SHORT EXERCISE :: Copy out each line below that has the word "icon" in it.

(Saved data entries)
--------------------------------------------------

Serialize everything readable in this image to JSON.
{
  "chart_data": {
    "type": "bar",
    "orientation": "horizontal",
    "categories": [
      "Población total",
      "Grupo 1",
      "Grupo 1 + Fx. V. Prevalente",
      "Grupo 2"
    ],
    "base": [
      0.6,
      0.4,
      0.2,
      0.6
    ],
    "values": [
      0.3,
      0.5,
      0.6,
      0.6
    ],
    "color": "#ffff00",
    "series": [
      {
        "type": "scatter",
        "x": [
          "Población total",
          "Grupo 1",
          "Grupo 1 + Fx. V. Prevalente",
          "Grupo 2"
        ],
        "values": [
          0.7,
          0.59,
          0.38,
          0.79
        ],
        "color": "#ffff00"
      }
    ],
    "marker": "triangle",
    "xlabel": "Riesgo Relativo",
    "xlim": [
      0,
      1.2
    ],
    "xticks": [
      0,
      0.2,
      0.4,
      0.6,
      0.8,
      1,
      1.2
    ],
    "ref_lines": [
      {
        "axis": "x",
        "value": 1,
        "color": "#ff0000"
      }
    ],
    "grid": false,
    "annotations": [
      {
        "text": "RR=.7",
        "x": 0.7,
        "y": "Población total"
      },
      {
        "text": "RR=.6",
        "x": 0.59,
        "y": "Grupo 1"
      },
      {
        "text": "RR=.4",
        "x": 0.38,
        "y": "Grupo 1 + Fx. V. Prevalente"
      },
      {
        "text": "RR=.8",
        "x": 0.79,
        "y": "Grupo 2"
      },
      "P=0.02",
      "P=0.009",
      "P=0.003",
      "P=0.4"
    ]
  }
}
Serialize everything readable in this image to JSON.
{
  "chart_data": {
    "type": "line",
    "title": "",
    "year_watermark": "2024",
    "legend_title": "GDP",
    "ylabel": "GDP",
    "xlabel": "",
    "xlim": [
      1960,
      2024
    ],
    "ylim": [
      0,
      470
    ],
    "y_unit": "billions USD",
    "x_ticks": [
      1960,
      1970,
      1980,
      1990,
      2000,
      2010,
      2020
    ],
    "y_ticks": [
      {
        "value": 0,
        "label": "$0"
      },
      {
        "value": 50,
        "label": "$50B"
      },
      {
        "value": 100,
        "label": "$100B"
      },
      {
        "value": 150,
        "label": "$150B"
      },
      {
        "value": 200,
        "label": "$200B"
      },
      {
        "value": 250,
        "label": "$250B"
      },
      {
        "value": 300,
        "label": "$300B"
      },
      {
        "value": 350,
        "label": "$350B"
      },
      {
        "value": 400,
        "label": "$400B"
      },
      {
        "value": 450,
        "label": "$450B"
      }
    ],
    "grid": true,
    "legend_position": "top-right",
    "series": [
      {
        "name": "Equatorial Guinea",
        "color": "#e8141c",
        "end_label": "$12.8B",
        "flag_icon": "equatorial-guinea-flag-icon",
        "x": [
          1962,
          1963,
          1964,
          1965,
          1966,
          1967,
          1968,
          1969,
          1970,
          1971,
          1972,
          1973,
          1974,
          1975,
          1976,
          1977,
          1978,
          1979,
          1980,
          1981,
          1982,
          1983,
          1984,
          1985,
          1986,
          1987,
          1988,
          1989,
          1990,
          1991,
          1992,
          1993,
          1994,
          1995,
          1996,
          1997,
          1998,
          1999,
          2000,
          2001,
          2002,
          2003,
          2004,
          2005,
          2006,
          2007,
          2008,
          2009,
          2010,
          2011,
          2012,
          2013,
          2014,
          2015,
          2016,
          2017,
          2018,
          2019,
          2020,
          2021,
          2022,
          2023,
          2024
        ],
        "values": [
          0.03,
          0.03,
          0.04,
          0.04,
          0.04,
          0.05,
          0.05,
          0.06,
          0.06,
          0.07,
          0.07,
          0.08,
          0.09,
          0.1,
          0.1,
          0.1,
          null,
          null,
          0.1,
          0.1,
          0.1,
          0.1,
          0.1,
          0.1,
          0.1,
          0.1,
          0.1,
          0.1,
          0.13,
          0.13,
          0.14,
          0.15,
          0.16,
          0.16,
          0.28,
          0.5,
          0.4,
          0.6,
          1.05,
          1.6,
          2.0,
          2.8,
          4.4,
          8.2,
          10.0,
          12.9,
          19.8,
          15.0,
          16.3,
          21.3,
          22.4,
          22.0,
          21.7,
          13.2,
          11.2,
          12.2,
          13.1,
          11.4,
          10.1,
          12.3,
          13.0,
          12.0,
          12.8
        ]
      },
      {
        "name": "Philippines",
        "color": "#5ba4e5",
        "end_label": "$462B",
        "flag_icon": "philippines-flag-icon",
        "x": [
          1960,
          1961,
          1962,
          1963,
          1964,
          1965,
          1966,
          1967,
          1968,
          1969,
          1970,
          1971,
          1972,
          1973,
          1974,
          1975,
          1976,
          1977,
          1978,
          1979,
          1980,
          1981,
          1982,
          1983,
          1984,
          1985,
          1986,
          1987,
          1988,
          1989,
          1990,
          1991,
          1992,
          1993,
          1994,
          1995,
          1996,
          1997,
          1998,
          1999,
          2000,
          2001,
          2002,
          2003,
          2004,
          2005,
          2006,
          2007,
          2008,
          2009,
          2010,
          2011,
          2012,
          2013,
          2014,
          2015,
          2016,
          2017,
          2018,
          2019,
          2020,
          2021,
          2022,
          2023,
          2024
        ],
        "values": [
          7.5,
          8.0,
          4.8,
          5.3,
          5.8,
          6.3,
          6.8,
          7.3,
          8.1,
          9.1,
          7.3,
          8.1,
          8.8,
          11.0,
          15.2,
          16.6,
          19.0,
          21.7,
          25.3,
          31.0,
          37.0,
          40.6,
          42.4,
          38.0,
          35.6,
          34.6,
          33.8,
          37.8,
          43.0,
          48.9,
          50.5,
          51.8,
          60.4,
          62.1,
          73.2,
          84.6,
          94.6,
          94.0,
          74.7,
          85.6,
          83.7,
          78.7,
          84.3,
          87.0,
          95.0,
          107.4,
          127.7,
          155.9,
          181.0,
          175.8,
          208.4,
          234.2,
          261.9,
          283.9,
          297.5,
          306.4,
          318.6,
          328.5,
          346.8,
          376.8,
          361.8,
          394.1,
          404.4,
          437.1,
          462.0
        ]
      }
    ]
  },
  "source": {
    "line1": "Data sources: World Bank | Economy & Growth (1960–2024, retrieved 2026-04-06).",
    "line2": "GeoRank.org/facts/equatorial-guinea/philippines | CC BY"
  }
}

--------------------------------------------------

REPLY TO THE EXERCISE ::
        "flag_icon": "equatorial-guinea-flag-icon",
        "flag_icon": "philippines-flag-icon",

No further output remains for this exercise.